-- begin STORED DATA --
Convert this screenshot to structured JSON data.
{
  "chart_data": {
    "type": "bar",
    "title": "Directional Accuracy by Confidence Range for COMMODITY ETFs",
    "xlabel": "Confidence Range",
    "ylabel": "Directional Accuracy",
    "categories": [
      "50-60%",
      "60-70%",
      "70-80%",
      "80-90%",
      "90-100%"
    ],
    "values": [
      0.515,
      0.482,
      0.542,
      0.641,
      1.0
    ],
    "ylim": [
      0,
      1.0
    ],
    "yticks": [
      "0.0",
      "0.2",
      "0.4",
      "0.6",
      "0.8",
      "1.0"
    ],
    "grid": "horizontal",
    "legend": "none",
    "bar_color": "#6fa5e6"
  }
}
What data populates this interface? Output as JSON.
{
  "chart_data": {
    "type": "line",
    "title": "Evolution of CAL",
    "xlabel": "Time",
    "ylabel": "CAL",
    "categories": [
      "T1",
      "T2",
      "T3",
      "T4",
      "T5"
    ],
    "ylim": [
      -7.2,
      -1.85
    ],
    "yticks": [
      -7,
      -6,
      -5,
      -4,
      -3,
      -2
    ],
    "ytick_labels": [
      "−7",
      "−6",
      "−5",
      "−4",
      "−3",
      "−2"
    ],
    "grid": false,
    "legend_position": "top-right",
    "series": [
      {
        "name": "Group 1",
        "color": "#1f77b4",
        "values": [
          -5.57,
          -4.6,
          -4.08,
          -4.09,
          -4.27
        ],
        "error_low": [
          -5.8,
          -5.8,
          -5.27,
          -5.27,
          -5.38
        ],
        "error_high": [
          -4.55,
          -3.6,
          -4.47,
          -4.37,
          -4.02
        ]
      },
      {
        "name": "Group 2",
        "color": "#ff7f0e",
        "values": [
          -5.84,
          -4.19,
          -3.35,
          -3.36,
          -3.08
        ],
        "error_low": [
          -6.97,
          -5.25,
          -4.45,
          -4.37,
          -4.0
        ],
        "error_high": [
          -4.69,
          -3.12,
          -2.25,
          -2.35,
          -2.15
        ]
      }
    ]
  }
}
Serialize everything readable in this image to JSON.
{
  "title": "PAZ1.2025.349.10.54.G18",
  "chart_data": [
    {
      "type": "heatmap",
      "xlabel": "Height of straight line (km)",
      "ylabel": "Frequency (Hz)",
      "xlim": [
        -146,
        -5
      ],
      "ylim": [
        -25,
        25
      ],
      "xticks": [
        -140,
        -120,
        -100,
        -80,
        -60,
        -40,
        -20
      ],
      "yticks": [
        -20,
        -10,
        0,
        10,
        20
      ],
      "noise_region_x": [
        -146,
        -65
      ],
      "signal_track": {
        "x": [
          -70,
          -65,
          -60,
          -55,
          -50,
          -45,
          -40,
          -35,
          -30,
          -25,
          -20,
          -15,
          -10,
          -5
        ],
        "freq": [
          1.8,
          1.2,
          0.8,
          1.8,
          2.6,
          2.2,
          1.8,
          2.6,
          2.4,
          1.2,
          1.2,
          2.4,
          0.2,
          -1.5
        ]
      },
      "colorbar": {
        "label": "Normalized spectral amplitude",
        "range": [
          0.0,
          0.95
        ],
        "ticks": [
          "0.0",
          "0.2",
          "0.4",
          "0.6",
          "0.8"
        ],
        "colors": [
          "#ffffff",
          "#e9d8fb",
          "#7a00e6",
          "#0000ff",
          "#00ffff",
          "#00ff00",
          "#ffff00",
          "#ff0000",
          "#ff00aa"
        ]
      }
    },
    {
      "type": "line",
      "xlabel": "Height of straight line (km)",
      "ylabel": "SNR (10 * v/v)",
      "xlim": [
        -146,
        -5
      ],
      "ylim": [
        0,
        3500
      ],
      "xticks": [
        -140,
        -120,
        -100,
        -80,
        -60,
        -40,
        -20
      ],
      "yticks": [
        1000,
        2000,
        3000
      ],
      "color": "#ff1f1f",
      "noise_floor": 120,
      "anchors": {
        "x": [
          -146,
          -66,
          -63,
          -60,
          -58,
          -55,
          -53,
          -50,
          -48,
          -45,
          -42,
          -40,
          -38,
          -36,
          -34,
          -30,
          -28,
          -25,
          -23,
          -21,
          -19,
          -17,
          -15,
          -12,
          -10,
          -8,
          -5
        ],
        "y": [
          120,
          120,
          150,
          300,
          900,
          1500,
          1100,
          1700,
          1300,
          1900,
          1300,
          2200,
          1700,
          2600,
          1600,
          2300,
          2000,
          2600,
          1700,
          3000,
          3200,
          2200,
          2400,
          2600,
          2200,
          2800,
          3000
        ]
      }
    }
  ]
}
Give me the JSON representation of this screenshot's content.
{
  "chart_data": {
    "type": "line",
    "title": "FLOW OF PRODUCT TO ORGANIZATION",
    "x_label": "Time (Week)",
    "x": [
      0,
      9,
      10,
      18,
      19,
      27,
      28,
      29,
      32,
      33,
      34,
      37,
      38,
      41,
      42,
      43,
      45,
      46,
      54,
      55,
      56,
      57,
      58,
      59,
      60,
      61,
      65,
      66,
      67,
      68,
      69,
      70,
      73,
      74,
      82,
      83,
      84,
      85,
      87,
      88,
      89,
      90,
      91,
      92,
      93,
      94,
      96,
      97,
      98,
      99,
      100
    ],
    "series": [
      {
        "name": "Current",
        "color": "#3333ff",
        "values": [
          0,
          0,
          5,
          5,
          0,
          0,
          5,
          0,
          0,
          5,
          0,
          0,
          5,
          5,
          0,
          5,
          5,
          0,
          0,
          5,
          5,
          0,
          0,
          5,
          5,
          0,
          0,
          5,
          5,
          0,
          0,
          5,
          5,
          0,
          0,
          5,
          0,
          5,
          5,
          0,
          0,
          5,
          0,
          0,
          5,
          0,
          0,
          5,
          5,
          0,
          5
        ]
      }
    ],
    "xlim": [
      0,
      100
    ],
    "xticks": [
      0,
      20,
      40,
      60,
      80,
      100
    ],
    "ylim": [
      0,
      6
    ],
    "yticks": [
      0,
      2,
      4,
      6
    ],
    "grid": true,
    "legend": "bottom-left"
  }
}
-- end STORED DATA --
THE EXERCISE — Print the listing above in its entirety, with every line exact.

FINAL RESULT —
Convert this screenshot to structured JSON data.
{
  "chart_data": {
    "type": "bar",
    "title": "Directional Accuracy by Confidence Range for COMMODITY ETFs",
    "xlabel": "Confidence Range",
    "ylabel": "Directional Accuracy",
    "categories": [
      "50-60%",
      "60-70%",
      "70-80%",
      "80-90%",
      "90-100%"
    ],
    "values": [
      0.515,
      0.482,
      0.542,
      0.641,
      1.0
    ],
    "ylim": [
      0,
      1.0
    ],
    "yticks": [
      "0.0",
      "0.2",
      "0.4",
      "0.6",
      "0.8",
      "1.0"
    ],
    "grid": "horizontal",
    "legend": "none",
    "bar_color": "#6fa5e6"
  }
}
What data populates this interface? Output as JSON.
{
  "chart_data": {
    "type": "line",
    "title": "Evolution of CAL",
    "xlabel": "Time",
    "ylabel": "CAL",
    "categories": [
      "T1",
      "T2",
      "T3",
      "T4",
      "T5"
    ],
    "ylim": [
      -7.2,
      -1.85
    ],
    "yticks": [
      -7,
      -6,
      -5,
      -4,
      -3,
      -2
    ],
    "ytick_labels": [
      "−7",
      "−6",
      "−5",
      "−4",
      "−3",
      "−2"
    ],
    "grid": false,
    "legend_position": "top-right",
    "series": [
      {
        "name": "Group 1",
        "color": "#1f77b4",
        "values": [
          -5.57,
          -4.6,
          -4.08,
          -4.09,
          -4.27
        ],
        "error_low": [
          -5.8,
          -5.8,
          -5.27,
          -5.27,
          -5.38
        ],
        "error_high": [
          -4.55,
          -3.6,
          -4.47,
          -4.37,
          -4.02
        ]
      },
      {
        "name": "Group 2",
        "color": "#ff7f0e",
        "values": [
          -5.84,
          -4.19,
          -3.35,
          -3.36,
          -3.08
        ],
        "error_low": [
          -6.97,
          -5.25,
          -4.45,
          -4.37,
          -4.0
        ],
        "error_high": [
          -4.69,
          -3.12,
          -2.25,
          -2.35,
          -2.15
        ]
      }
    ]
  }
}
Serialize everything readable in this image to JSON.
{
  "title": "PAZ1.2025.349.10.54.G18",
  "chart_data": [
    {
      "type": "heatmap",
      "xlabel": "Height of straight line (km)",
      "ylabel": "Frequency (Hz)",
      "xlim": [
        -146,
        -5
      ],
      "ylim": [
        -25,
        25
      ],
      "xticks": [
        -140,
        -120,
        -100,
        -80,
        -60,
        -40,
        -20
      ],
      "yticks": [
        -20,
        -10,
        0,
        10,
        20
      ],
      "noise_region_x": [
        -146,
        -65
      ],
      "signal_track": {
        "x": [
          -70,
          -65,
          -60,
          -55,
          -50,
          -45,
          -40,
          -35,
          -30,
          -25,
          -20,
          -15,
          -10,
          -5
        ],
        "freq": [
          1.8,
          1.2,
          0.8,
          1.8,
          2.6,
          2.2,
          1.8,
          2.6,
          2.4,
          1.2,
          1.2,
          2.4,
          0.2,
          -1.5
        ]
      },
      "colorbar": {
        "label": "Normalized spectral amplitude",
        "range": [
          0.0,
          0.95
        ],
        "ticks": [
          "0.0",
          "0.2",
          "0.4",
          "0.6",
          "0.8"
        ],
        "colors": [
          "#ffffff",
          "#e9d8fb",
          "#7a00e6",
          "#0000ff",
          "#00ffff",
          "#00ff00",
          "#ffff00",
          "#ff0000",
          "#ff00aa"
        ]
      }
    },
    {
      "type": "line",
      "xlabel": "Height of straight line (km)",
      "ylabel": "SNR (10 * v/v)",
      "xlim": [
        -146,
        -5
      ],
      "ylim": [
        0,
        3500
      ],
      "xticks": [
        -140,
        -120,
        -100,
        -80,
        -60,
        -40,
        -20
      ],
      "yticks": [
        1000,
        2000,
        3000
      ],
      "color": "#ff1f1f",
      "noise_floor": 120,
      "anchors": {
        "x": [
          -146,
          -66,
          -63,
          -60,
          -58,
          -55,
          -53,
          -50,
          -48,
          -45,
          -42,
          -40,
          -38,
          -36,
          -34,
          -30,
          -28,
          -25,
          -23,
          -21,
          -19,
          -17,
          -15,
          -12,
          -10,
          -8,
          -5
        ],
        "y": [
          120,
          120,
          150,
          300,
          900,
          1500,
          1100,
          1700,
          1300,
          1900,
          1300,
          2200,
          1700,
          2600,
          1600,
          2300,
          2000,
          2600,
          1700,
          3000,
          3200,
          2200,
          2400,
          2600,
          2200,
          2800,
          3000
        ]
      }
    }
  ]
}
Give me the JSON representation of this screenshot's content.
{
  "chart_data": {
    "type": "line",
    "title": "FLOW OF PRODUCT TO ORGANIZATION",
    "x_label": "Time (Week)",
    "x": [
      0,
      9,
      10,
      18,
      19,
      27,
      28,
      29,
      32,
      33,
      34,
      37,
      38,
      41,
      42,
      43,
      45,
      46,
      54,
      55,
      56,
      57,
      58,
      59,
      60,
      61,
      65,
      66,
      67,
      68,
      69,
      70,
      73,
      74,
      82,
      83,
      84,
      85,
      87,
      88,
      89,
      90,
      91,
      92,
      93,
      94,
      96,
      97,
      98,
      99,
      100
    ],
    "series": [
      {
        "name": "Current",
        "color": "#3333ff",
        "values": [
          0,
          0,
          5,
          5,
          0,
          0,
          5,
          0,
          0,
          5,
          0,
          0,
          5,
          5,
          0,
          5,
          5,
          0,
          0,
          5,
          5,
          0,
          0,
          5,
          5,
          0,
          0,
          5,
          5,
          0,
          0,
          5,
          5,
          0,
          0,
          5,
          0,
          5,
          5,
          0,
          0,
          5,
          0,
          0,
          5,
          0,
          0,
          5,
          5,
          0,
          5
        ]
      }
    ],
    "xlim": [
      0,
      100
    ],
    "xticks": [
      0,
      20,
      40,
      60,
      80,
      100
    ],
    "ylim": [
      0,
      6
    ],
    "yticks": [
      0,
      2,
      4,
      6
    ],
    "grid": true,
    "legend": "bottom-left"
  }
}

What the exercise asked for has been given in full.